# [TASK]
Copy, from the entries below, each line in which the string "dominance" appears.

# [PROVIDED ENTRIES]
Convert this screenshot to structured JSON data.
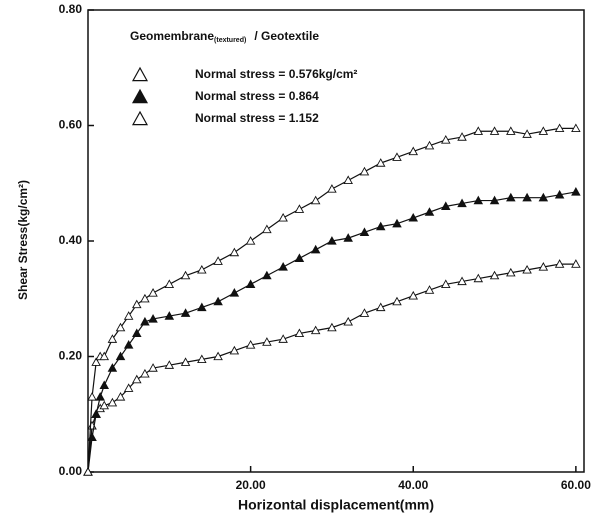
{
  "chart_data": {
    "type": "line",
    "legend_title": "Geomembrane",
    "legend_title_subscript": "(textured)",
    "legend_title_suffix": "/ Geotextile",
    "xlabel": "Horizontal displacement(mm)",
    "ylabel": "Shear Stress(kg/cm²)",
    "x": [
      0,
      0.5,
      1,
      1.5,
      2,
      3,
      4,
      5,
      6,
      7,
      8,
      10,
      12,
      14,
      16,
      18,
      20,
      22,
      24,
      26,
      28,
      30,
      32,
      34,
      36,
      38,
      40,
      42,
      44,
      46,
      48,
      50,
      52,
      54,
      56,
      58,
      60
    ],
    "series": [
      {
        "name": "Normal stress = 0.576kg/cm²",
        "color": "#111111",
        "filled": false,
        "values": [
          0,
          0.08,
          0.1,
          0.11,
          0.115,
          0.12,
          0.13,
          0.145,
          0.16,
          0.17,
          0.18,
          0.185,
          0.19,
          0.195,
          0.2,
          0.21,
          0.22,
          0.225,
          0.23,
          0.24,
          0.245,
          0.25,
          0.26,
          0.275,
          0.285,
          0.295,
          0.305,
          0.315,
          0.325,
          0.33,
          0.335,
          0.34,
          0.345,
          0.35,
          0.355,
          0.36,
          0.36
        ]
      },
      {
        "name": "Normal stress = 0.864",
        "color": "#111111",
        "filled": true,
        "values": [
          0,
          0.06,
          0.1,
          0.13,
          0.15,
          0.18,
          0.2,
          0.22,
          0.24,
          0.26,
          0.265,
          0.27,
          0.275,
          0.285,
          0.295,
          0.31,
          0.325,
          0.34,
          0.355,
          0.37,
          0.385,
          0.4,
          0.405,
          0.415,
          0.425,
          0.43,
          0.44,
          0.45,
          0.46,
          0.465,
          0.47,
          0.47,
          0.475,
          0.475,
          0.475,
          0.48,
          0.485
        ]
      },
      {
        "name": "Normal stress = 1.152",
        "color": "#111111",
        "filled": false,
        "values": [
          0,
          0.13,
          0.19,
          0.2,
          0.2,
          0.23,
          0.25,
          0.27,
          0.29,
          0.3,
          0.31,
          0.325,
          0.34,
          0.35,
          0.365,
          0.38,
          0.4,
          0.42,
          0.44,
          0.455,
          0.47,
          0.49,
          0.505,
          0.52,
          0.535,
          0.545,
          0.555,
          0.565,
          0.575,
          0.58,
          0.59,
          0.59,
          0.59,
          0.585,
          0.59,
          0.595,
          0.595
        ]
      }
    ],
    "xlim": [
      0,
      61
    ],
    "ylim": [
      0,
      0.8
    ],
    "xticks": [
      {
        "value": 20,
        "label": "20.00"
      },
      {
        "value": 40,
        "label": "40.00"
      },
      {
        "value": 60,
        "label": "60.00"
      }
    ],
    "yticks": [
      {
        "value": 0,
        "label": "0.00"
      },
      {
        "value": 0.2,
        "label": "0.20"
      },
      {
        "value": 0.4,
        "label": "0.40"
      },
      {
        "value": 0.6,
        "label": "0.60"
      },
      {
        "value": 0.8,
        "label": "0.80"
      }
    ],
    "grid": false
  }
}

==

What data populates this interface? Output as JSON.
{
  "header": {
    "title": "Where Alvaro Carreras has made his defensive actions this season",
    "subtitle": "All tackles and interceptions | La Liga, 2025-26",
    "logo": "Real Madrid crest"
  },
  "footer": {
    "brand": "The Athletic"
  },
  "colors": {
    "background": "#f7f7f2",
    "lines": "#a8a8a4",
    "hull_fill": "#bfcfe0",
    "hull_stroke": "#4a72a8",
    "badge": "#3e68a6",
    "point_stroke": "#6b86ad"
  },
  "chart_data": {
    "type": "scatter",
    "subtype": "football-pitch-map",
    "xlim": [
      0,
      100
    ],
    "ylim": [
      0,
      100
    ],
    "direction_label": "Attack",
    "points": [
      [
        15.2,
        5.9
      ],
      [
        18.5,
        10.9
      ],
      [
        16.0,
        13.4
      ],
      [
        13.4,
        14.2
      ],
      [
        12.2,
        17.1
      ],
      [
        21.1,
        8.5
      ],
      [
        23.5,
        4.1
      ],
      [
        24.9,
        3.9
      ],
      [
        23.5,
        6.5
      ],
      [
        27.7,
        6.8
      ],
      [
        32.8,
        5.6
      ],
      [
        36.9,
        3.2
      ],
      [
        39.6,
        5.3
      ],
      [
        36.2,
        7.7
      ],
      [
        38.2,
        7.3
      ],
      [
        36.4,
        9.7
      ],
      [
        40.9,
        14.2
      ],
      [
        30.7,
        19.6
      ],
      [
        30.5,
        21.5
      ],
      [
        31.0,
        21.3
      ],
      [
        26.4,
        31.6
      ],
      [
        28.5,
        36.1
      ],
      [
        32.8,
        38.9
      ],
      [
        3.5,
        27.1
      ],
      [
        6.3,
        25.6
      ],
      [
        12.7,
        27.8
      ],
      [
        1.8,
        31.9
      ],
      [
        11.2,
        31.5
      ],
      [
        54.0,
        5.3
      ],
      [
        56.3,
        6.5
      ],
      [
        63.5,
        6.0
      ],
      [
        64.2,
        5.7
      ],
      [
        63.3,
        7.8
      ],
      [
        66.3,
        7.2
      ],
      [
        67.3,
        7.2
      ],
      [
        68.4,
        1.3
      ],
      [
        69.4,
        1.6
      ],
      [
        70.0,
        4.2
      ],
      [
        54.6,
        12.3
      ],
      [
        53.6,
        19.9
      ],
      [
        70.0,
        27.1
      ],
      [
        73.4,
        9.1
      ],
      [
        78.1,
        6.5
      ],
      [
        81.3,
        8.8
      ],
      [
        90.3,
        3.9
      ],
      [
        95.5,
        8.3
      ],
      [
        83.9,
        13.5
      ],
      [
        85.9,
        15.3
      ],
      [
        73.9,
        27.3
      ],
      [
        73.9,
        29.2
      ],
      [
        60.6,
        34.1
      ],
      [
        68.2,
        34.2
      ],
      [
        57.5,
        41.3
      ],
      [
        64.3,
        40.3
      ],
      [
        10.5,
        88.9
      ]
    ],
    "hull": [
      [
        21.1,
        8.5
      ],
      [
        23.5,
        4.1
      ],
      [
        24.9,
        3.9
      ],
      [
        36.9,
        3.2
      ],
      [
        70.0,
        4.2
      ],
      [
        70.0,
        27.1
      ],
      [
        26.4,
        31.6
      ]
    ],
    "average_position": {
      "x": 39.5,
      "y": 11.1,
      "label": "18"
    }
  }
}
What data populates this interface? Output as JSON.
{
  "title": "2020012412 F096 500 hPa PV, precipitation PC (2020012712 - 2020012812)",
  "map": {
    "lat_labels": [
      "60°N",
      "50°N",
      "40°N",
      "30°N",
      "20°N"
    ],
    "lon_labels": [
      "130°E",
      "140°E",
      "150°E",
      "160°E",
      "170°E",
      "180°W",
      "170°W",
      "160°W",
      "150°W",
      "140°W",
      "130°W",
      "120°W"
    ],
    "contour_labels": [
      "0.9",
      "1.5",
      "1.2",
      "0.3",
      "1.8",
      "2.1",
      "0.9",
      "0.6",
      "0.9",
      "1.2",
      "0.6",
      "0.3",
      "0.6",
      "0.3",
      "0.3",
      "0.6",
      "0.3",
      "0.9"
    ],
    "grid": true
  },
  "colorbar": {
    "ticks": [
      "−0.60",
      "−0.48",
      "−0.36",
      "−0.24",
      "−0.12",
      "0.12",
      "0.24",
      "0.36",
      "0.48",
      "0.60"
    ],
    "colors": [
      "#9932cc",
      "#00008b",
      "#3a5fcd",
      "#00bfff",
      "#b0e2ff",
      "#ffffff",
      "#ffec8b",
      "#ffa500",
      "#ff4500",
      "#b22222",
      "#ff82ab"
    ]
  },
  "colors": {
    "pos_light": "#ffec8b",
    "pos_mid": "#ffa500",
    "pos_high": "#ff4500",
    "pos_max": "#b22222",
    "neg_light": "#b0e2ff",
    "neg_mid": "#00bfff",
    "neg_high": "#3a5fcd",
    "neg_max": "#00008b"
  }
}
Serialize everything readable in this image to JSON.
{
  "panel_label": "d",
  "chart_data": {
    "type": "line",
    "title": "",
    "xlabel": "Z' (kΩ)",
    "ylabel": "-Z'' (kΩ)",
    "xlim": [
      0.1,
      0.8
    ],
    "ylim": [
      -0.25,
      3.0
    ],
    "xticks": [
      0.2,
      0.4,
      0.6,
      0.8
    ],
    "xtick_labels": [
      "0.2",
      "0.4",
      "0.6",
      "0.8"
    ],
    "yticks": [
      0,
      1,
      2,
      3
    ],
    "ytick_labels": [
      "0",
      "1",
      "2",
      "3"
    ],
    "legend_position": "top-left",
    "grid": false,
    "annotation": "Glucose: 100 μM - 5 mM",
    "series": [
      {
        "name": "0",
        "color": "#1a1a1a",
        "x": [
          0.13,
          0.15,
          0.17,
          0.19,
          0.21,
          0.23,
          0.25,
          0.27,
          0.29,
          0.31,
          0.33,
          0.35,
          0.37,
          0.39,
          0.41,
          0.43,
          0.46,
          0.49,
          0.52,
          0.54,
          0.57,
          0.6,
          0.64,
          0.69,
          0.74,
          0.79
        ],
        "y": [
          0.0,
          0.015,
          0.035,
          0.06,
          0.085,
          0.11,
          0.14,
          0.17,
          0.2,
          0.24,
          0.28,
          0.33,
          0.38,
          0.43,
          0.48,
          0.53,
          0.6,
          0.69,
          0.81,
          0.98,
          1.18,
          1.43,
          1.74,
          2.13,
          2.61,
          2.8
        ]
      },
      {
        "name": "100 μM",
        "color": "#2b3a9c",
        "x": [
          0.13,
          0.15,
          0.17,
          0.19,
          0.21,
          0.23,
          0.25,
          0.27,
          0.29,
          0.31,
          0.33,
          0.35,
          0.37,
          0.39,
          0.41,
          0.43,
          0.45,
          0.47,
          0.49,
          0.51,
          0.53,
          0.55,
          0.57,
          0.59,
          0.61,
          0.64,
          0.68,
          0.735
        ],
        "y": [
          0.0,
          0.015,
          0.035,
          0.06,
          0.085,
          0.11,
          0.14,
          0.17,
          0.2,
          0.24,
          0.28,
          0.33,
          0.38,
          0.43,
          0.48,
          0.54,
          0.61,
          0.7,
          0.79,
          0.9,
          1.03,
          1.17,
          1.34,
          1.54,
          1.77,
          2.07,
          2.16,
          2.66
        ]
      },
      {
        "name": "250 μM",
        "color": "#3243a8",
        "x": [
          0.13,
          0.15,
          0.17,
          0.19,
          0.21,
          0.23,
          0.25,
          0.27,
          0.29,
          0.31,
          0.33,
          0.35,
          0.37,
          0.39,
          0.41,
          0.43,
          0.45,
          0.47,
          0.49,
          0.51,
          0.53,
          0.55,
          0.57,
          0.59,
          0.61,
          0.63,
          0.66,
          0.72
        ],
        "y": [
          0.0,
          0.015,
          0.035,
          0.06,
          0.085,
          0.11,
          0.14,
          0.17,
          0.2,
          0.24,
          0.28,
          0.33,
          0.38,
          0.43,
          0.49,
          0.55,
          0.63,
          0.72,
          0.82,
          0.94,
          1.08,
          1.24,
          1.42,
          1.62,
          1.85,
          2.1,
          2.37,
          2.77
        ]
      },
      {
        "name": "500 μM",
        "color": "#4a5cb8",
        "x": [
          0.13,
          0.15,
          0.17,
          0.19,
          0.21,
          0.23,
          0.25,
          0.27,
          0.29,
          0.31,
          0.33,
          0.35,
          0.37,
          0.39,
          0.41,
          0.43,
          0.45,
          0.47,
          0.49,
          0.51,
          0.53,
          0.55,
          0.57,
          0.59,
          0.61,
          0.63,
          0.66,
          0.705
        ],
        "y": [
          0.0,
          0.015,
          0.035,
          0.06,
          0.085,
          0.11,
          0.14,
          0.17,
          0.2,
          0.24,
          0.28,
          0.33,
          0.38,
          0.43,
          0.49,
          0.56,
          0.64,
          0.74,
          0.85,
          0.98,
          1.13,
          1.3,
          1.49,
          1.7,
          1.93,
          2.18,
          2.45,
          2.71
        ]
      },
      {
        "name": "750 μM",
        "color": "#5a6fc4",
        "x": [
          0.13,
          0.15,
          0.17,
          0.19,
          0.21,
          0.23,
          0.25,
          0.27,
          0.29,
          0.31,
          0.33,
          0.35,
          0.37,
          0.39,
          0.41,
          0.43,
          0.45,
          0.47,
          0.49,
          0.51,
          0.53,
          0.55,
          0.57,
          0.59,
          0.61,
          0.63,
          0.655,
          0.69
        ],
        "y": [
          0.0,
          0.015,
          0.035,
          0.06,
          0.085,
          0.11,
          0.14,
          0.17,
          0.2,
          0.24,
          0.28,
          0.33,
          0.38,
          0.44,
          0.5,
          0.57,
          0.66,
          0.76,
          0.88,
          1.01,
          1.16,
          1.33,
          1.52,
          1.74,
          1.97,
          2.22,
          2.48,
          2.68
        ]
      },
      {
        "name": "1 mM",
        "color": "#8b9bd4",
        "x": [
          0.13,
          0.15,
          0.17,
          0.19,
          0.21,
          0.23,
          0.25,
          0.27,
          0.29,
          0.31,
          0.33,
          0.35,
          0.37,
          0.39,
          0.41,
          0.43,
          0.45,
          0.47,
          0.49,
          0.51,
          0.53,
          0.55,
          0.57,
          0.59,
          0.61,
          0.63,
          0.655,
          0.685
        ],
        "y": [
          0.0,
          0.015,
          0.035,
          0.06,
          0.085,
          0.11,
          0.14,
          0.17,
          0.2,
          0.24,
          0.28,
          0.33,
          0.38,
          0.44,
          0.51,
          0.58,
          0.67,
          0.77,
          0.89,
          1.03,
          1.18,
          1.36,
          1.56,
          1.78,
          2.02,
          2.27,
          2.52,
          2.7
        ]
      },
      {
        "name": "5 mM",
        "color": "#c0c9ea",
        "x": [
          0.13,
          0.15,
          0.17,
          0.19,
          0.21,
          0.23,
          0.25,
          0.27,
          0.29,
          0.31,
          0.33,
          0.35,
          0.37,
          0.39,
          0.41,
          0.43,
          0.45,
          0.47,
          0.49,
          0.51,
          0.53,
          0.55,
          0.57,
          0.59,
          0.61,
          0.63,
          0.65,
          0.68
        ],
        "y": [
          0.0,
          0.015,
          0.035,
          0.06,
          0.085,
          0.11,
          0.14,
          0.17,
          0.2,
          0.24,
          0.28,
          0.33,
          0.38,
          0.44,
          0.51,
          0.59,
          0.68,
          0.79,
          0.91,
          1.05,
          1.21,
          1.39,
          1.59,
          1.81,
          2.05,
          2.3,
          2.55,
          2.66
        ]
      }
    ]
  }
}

--

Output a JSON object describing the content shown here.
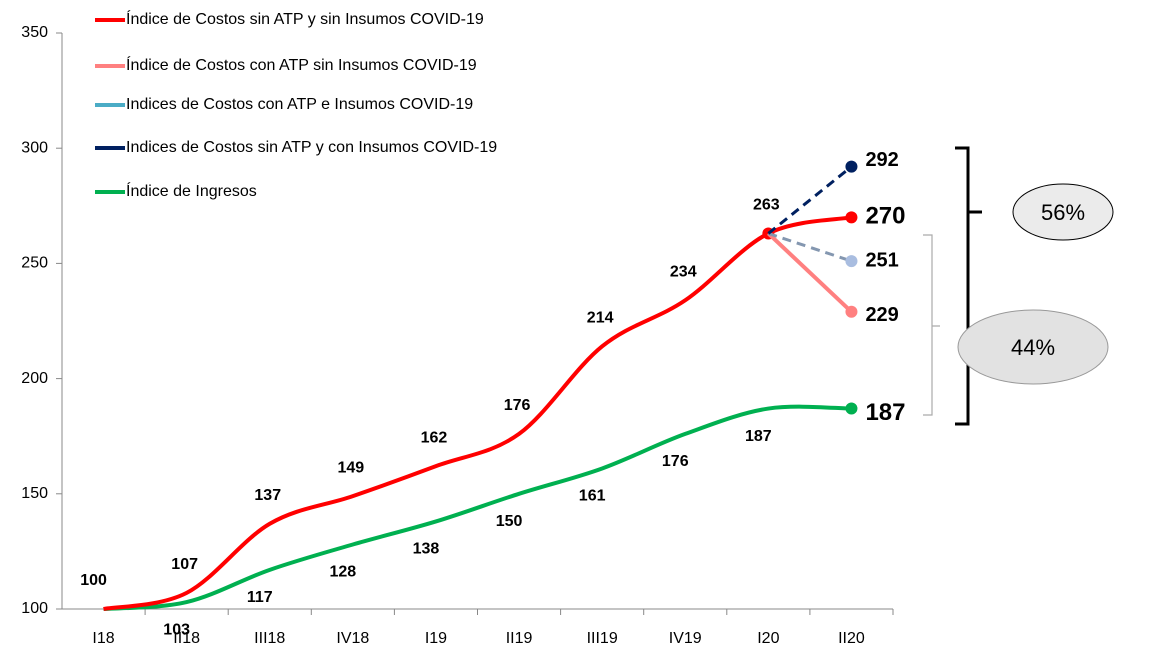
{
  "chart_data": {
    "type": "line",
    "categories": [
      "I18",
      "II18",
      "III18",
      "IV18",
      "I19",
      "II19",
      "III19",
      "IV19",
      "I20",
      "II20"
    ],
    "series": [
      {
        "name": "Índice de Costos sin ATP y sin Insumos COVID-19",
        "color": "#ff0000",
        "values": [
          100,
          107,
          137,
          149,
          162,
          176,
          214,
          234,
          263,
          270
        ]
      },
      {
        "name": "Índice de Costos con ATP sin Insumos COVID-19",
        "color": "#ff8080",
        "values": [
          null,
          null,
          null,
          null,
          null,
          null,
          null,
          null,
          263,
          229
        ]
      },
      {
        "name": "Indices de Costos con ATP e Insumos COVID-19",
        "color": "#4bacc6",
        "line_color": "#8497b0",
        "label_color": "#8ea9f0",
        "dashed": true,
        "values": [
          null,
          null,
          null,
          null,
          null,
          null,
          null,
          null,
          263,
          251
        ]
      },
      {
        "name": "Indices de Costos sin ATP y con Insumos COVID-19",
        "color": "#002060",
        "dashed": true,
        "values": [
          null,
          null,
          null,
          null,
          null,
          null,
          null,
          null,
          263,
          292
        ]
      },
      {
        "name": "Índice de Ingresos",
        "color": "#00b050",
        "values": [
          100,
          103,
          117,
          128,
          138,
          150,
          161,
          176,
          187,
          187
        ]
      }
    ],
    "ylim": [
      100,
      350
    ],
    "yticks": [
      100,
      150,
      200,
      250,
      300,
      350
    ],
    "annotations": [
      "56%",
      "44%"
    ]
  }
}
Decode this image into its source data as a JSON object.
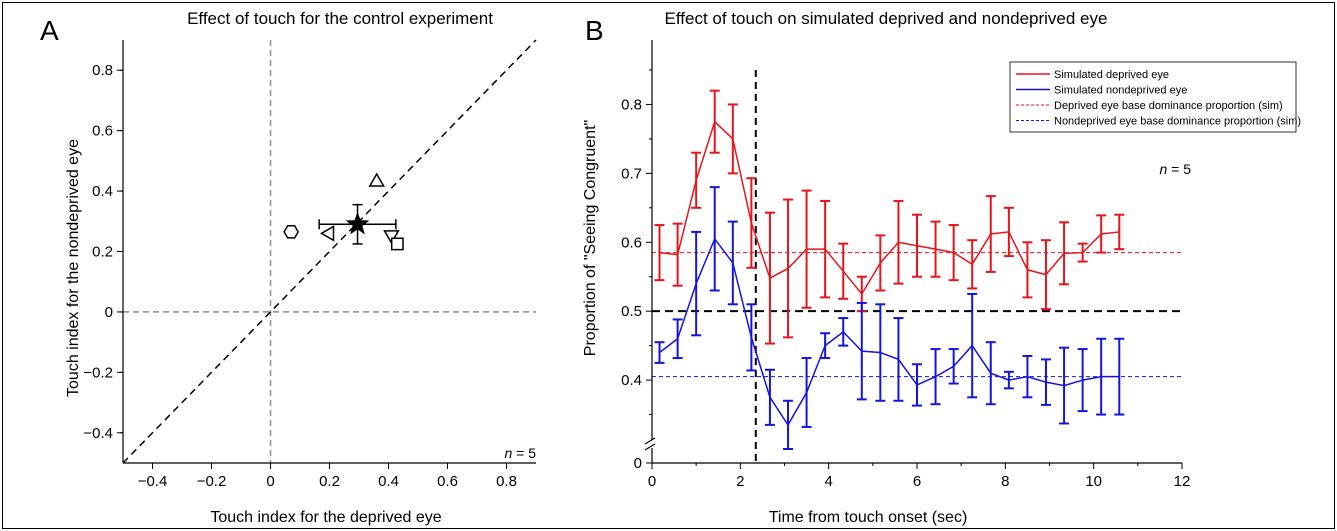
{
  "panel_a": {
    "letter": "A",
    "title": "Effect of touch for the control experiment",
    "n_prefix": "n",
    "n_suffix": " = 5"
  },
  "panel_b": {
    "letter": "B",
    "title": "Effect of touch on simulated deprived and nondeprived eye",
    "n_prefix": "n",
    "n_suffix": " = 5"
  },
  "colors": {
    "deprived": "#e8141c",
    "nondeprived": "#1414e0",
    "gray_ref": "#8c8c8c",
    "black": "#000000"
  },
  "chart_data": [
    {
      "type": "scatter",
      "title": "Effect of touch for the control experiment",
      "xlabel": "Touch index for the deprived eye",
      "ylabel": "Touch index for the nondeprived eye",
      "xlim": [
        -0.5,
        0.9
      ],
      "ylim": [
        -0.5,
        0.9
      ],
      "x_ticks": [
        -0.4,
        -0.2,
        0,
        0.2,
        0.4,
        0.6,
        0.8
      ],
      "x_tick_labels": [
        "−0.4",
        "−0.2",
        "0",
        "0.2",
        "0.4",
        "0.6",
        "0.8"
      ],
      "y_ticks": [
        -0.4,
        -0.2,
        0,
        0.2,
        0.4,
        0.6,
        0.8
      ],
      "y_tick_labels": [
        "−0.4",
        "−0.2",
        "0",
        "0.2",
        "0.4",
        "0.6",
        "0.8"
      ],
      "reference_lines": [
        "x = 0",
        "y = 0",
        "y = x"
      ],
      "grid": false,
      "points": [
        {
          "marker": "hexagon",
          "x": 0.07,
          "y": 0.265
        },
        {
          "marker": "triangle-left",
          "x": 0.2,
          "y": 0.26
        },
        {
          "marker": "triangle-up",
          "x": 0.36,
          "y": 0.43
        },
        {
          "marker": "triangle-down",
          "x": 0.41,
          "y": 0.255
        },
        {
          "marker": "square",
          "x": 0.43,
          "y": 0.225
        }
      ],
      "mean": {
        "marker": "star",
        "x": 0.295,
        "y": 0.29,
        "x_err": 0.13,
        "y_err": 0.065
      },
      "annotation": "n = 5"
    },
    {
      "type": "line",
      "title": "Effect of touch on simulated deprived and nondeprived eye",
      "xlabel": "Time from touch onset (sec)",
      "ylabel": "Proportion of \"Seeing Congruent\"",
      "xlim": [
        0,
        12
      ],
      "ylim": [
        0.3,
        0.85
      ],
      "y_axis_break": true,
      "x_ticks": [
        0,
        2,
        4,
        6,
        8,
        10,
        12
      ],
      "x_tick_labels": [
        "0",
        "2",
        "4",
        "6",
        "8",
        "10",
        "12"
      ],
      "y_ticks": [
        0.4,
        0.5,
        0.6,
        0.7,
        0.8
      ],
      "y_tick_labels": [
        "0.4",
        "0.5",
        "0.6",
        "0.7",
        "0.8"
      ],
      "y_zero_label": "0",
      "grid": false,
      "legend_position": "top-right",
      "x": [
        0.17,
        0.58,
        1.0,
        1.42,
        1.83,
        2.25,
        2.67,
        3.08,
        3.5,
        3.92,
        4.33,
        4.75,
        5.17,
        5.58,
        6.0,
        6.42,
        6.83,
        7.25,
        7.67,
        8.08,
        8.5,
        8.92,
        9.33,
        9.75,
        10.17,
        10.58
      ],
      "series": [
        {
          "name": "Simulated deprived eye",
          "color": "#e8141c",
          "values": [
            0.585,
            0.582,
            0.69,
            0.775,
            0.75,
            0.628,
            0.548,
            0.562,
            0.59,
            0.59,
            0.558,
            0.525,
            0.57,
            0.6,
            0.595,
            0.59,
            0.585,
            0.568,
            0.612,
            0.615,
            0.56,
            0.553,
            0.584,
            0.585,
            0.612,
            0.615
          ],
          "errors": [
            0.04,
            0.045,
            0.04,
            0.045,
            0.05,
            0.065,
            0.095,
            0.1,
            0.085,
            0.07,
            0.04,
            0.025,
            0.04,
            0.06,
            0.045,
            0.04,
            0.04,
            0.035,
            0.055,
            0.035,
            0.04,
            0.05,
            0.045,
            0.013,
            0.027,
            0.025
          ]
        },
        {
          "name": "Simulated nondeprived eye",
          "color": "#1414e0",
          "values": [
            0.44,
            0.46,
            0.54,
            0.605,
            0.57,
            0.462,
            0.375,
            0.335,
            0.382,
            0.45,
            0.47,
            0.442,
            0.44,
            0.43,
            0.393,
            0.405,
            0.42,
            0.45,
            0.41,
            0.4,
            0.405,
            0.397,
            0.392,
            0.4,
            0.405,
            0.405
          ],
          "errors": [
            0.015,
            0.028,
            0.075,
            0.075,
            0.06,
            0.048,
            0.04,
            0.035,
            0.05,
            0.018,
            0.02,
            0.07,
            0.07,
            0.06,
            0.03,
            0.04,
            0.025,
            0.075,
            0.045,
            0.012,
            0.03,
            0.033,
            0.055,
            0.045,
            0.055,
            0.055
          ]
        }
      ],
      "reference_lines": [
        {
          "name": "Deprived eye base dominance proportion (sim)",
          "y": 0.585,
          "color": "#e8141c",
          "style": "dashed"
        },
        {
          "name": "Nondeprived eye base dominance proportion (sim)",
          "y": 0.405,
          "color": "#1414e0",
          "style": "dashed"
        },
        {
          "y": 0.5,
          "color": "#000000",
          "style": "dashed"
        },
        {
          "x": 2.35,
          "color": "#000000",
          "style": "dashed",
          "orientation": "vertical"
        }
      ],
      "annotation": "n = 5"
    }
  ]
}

# [FINISHED ANSWER]
          "name": "Deprived eye base dominance proportion (sim)",
          "name": "Nondeprived eye base dominance proportion (sim)",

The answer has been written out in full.